— Start —
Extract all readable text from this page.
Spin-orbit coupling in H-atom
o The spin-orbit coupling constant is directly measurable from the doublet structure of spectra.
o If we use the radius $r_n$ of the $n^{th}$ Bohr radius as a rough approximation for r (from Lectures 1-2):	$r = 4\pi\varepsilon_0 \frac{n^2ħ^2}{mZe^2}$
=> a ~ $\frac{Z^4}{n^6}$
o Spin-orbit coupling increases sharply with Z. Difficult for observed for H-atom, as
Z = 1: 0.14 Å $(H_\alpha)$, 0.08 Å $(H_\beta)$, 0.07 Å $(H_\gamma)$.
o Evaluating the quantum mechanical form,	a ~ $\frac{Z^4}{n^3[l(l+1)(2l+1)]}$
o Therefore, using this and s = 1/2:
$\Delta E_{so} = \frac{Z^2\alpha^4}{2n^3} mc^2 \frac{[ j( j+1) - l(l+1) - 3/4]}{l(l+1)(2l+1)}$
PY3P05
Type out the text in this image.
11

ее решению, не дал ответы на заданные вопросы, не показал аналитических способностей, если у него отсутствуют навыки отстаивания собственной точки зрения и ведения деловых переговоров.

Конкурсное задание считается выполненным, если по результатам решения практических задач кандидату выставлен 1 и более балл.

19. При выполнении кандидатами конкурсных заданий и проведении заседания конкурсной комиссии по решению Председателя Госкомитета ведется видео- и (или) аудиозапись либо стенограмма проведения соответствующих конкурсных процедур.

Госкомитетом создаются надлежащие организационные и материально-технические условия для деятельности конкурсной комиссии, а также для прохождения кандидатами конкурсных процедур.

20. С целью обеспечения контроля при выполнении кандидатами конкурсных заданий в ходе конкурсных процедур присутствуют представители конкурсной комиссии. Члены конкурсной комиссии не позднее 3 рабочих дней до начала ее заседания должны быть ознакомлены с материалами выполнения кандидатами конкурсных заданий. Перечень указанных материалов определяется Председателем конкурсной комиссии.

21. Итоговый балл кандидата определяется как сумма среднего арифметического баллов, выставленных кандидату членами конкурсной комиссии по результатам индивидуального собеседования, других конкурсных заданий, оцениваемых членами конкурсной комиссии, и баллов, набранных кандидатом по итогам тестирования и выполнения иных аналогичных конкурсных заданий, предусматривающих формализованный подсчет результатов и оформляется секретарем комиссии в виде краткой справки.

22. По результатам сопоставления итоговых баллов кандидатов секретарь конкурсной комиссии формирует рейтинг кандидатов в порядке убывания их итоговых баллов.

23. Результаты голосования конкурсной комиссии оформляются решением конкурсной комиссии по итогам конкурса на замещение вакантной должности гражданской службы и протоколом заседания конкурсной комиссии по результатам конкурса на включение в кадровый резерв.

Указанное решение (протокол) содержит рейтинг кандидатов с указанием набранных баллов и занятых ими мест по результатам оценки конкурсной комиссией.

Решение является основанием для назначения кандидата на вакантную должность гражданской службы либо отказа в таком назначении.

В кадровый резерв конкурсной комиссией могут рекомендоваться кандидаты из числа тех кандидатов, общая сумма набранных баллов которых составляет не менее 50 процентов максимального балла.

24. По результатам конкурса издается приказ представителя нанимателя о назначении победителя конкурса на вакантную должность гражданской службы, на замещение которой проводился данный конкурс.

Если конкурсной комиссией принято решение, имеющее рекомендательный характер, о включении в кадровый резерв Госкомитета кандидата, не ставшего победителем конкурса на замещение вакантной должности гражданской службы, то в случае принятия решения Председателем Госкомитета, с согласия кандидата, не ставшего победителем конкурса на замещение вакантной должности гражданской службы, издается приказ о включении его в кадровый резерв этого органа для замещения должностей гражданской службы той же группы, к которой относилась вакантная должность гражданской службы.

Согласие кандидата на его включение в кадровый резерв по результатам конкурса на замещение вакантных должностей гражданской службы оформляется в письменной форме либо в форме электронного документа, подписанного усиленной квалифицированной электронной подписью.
— End —
Prompt = Repeat all entries. Match them exactly.

Response to the task =
Extract all readable text from this page.
Spin-orbit coupling in H-atom
o The spin-orbit coupling constant is directly measurable from the doublet structure of spectra.
o If we use the radius $r_n$ of the $n^{th}$ Bohr radius as a rough approximation for r (from Lectures 1-2):	$r = 4\pi\varepsilon_0 \frac{n^2ħ^2}{mZe^2}$
=> a ~ $\frac{Z^4}{n^6}$
o Spin-orbit coupling increases sharply with Z. Difficult for observed for H-atom, as
Z = 1: 0.14 Å $(H_\alpha)$, 0.08 Å $(H_\beta)$, 0.07 Å $(H_\gamma)$.
o Evaluating the quantum mechanical form,	a ~ $\frac{Z^4}{n^3[l(l+1)(2l+1)]}$
o Therefore, using this and s = 1/2:
$\Delta E_{so} = \frac{Z^2\alpha^4}{2n^3} mc^2 \frac{[ j( j+1) - l(l+1) - 3/4]}{l(l+1)(2l+1)}$
PY3P05
Type out the text in this image.
11

ее решению, не дал ответы на заданные вопросы, не показал аналитических способностей, если у него отсутствуют навыки отстаивания собственной точки зрения и ведения деловых переговоров.

Конкурсное задание считается выполненным, если по результатам решения практических задач кандидату выставлен 1 и более балл.

19. При выполнении кандидатами конкурсных заданий и проведении заседания конкурсной комиссии по решению Председателя Госкомитета ведется видео- и (или) аудиозапись либо стенограмма проведения соответствующих конкурсных процедур.

Госкомитетом создаются надлежащие организационные и материально-технические условия для деятельности конкурсной комиссии, а также для прохождения кандидатами конкурсных процедур.

20. С целью обеспечения контроля при выполнении кандидатами конкурсных заданий в ходе конкурсных процедур присутствуют представители конкурсной комиссии. Члены конкурсной комиссии не позднее 3 рабочих дней до начала ее заседания должны быть ознакомлены с материалами выполнения кандидатами конкурсных заданий. Перечень указанных материалов определяется Председателем конкурсной комиссии.

21. Итоговый балл кандидата определяется как сумма среднего арифметического баллов, выставленных кандидату членами конкурсной комиссии по результатам индивидуального собеседования, других конкурсных заданий, оцениваемых членами конкурсной комиссии, и баллов, набранных кандидатом по итогам тестирования и выполнения иных аналогичных конкурсных заданий, предусматривающих формализованный подсчет результатов и оформляется секретарем комиссии в виде краткой справки.

22. По результатам сопоставления итоговых баллов кандидатов секретарь конкурсной комиссии формирует рейтинг кандидатов в порядке убывания их итоговых баллов.

23. Результаты голосования конкурсной комиссии оформляются решением конкурсной комиссии по итогам конкурса на замещение вакантной должности гражданской службы и протоколом заседания конкурсной комиссии по результатам конкурса на включение в кадровый резерв.

Указанное решение (протокол) содержит рейтинг кандидатов с указанием набранных баллов и занятых ими мест по результатам оценки конкурсной комиссией.

Решение является основанием для назначения кандидата на вакантную должность гражданской службы либо отказа в таком назначении.

В кадровый резерв конкурсной комиссией могут рекомендоваться кандидаты из числа тех кандидатов, общая сумма набранных баллов которых составляет не менее 50 процентов максимального балла.

24. По результатам конкурса издается приказ представителя нанимателя о назначении победителя конкурса на вакантную должность гражданской службы, на замещение которой проводился данный конкурс.

Если конкурсной комиссией принято решение, имеющее рекомендательный характер, о включении в кадровый резерв Госкомитета кандидата, не ставшего победителем конкурса на замещение вакантной должности гражданской службы, то в случае принятия решения Председателем Госкомитета, с согласия кандидата, не ставшего победителем конкурса на замещение вакантной должности гражданской службы, издается приказ о включении его в кадровый резерв этого органа для замещения должностей гражданской службы той же группы, к которой относилась вакантная должность гражданской службы.

Согласие кандидата на его включение в кадровый резерв по результатам конкурса на замещение вакантных должностей гражданской службы оформляется в письменной форме либо в форме электронного документа, подписанного усиленной квалифицированной электронной подписью.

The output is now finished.